Work to do
Write out the entries verbatim and leave the images out of the copy.

Data for processing

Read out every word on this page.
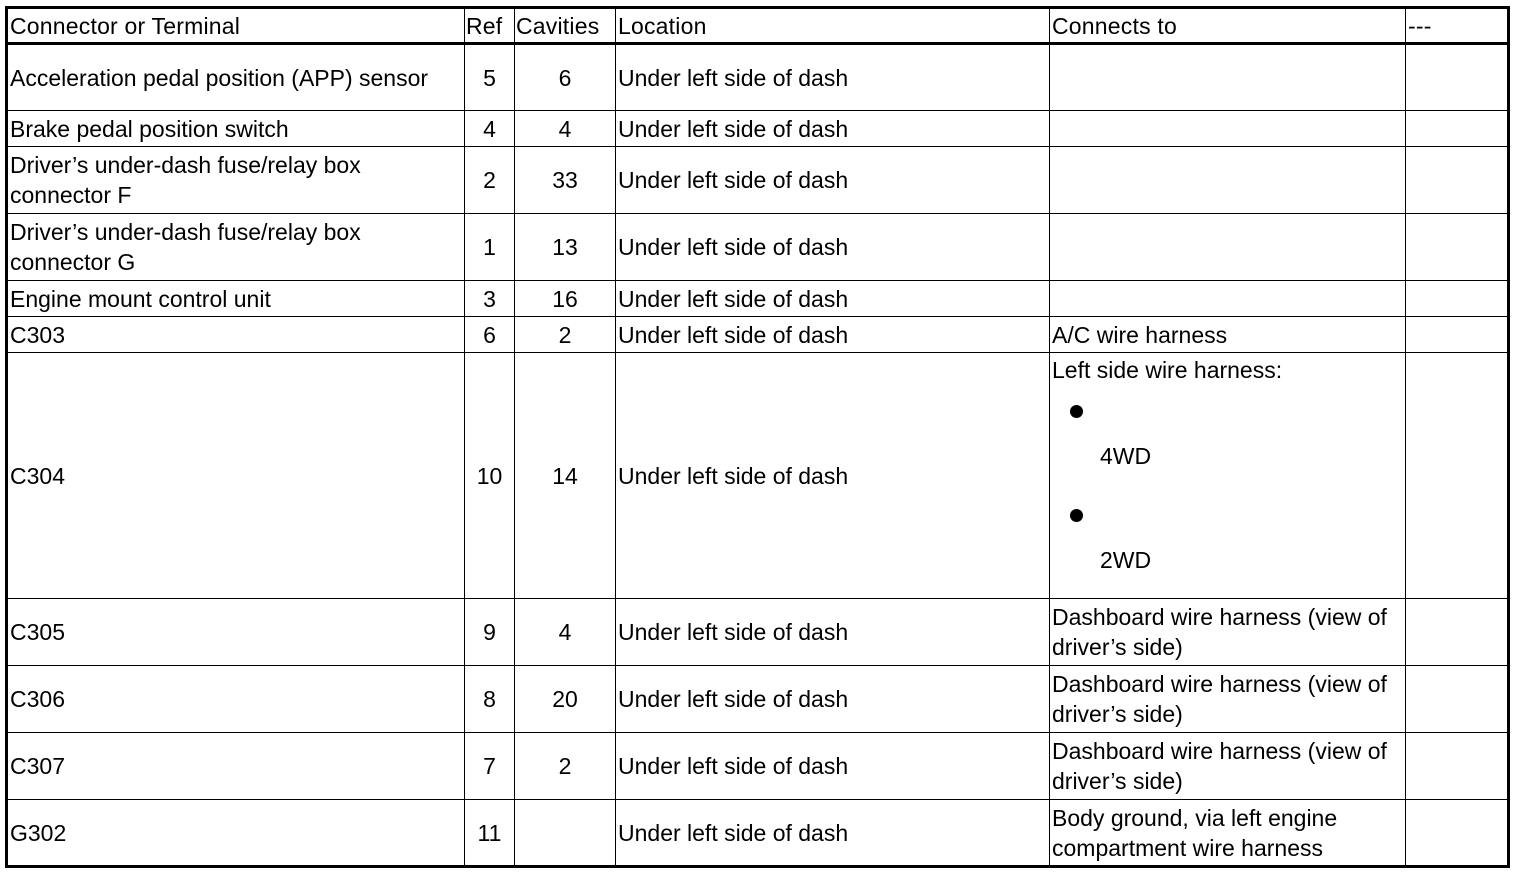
Connector or Terminal	Ref	Cavities	Location	Connects to	---
Acceleration pedal position (APP) sensor	5	6	Under left side of dash		
Brake pedal position switch	4	4	Under left side of dash		
Driver’s under-dash fuse/relay box connector F	2	33	Under left side of dash		
Driver’s under-dash fuse/relay box connector G	1	13	Under left side of dash		
Engine mount control unit	3	16	Under left side of dash		
C303	6	2	Under left side of dash	A/C wire harness	
C304	10	14	Under left side of dash	Left side wire harness:
4WD
2WD	

C305	9	4	Under left side of dash	Dashboard wire harness (view of driver’s side)	
C306	8	20	Under left side of dash	Dashboard wire harness (view of driver’s side)	
C307	7	2	Under left side of dash	Dashboard wire harness (view of driver’s side)	
G302	11		Under left side of dash	Body ground, via left engine compartment wire harness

Solution to the exercise
Read out every word on this page.
Connector or Terminal	Ref	Cavities	Location	Connects to	---
Acceleration pedal position (APP) sensor	5	6	Under left side of dash		
Brake pedal position switch	4	4	Under left side of dash		
Driver’s under-dash fuse/relay box connector F	2	33	Under left side of dash		
Driver’s under-dash fuse/relay box connector G	1	13	Under left side of dash		
Engine mount control unit	3	16	Under left side of dash		
C303	6	2	Under left side of dash	A/C wire harness	
C304	10	14	Under left side of dash	Left side wire harness:
4WD
2WD	

C305	9	4	Under left side of dash	Dashboard wire harness (view of driver’s side)	
C306	8	20	Under left side of dash	Dashboard wire harness (view of driver’s side)	
C307	7	2	Under left side of dash	Dashboard wire harness (view of driver’s side)	
G302	11		Under left side of dash	Body ground, via left engine compartment wire harness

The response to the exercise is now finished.